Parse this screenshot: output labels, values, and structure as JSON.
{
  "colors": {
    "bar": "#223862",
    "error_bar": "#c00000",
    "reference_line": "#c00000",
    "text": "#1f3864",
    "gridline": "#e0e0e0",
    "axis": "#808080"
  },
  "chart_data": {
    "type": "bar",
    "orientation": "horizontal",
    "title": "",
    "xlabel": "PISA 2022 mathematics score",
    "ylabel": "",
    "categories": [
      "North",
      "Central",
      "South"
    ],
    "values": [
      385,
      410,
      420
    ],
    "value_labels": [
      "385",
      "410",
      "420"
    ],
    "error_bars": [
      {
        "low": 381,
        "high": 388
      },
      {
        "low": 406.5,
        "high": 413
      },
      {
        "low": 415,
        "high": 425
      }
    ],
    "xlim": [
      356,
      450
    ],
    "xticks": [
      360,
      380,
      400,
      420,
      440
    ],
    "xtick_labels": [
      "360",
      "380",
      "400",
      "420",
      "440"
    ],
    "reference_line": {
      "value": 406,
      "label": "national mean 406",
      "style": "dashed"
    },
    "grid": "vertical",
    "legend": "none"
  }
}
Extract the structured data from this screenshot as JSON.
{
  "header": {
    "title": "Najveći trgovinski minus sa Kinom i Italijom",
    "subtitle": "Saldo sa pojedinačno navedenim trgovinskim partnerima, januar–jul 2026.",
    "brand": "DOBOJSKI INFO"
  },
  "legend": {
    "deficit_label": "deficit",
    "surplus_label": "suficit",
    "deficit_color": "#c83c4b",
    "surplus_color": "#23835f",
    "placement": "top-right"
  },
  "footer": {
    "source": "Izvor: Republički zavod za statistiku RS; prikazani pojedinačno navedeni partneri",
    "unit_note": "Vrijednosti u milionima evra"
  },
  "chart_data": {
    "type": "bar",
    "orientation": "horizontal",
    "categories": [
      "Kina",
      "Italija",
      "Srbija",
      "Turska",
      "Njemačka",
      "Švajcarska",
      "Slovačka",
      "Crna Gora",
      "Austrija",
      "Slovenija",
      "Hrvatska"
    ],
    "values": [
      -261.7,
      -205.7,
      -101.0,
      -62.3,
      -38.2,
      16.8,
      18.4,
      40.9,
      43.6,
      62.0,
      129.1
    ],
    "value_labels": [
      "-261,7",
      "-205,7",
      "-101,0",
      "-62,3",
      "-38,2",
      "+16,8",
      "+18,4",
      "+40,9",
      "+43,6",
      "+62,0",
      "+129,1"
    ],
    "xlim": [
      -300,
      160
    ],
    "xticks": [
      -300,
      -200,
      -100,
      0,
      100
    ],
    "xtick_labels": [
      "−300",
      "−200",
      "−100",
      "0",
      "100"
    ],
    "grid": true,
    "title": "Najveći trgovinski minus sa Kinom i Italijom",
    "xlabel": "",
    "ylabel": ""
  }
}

- [What is required]: Working from the material above, retype it in its entirety without change.

- [Answer to the problem]:
Parse this screenshot: output labels, values, and structure as JSON.
{
  "colors": {
    "bar": "#223862",
    "error_bar": "#c00000",
    "reference_line": "#c00000",
    "text": "#1f3864",
    "gridline": "#e0e0e0",
    "axis": "#808080"
  },
  "chart_data": {
    "type": "bar",
    "orientation": "horizontal",
    "title": "",
    "xlabel": "PISA 2022 mathematics score",
    "ylabel": "",
    "categories": [
      "North",
      "Central",
      "South"
    ],
    "values": [
      385,
      410,
      420
    ],
    "value_labels": [
      "385",
      "410",
      "420"
    ],
    "error_bars": [
      {
        "low": 381,
        "high": 388
      },
      {
        "low": 406.5,
        "high": 413
      },
      {
        "low": 415,
        "high": 425
      }
    ],
    "xlim": [
      356,
      450
    ],
    "xticks": [
      360,
      380,
      400,
      420,
      440
    ],
    "xtick_labels": [
      "360",
      "380",
      "400",
      "420",
      "440"
    ],
    "reference_line": {
      "value": 406,
      "label": "national mean 406",
      "style": "dashed"
    },
    "grid": "vertical",
    "legend": "none"
  }
}
Extract the structured data from this screenshot as JSON.
{
  "header": {
    "title": "Najveći trgovinski minus sa Kinom i Italijom",
    "subtitle": "Saldo sa pojedinačno navedenim trgovinskim partnerima, januar–jul 2026.",
    "brand": "DOBOJSKI INFO"
  },
  "legend": {
    "deficit_label": "deficit",
    "surplus_label": "suficit",
    "deficit_color": "#c83c4b",
    "surplus_color": "#23835f",
    "placement": "top-right"
  },
  "footer": {
    "source": "Izvor: Republički zavod za statistiku RS; prikazani pojedinačno navedeni partneri",
    "unit_note": "Vrijednosti u milionima evra"
  },
  "chart_data": {
    "type": "bar",
    "orientation": "horizontal",
    "categories": [
      "Kina",
      "Italija",
      "Srbija",
      "Turska",
      "Njemačka",
      "Švajcarska",
      "Slovačka",
      "Crna Gora",
      "Austrija",
      "Slovenija",
      "Hrvatska"
    ],
    "values": [
      -261.7,
      -205.7,
      -101.0,
      -62.3,
      -38.2,
      16.8,
      18.4,
      40.9,
      43.6,
      62.0,
      129.1
    ],
    "value_labels": [
      "-261,7",
      "-205,7",
      "-101,0",
      "-62,3",
      "-38,2",
      "+16,8",
      "+18,4",
      "+40,9",
      "+43,6",
      "+62,0",
      "+129,1"
    ],
    "xlim": [
      -300,
      160
    ],
    "xticks": [
      -300,
      -200,
      -100,
      0,
      100
    ],
    "xtick_labels": [
      "−300",
      "−200",
      "−100",
      "0",
      "100"
    ],
    "grid": true,
    "title": "Najveći trgovinski minus sa Kinom i Italijom",
    "xlabel": "",
    "ylabel": ""
  }
}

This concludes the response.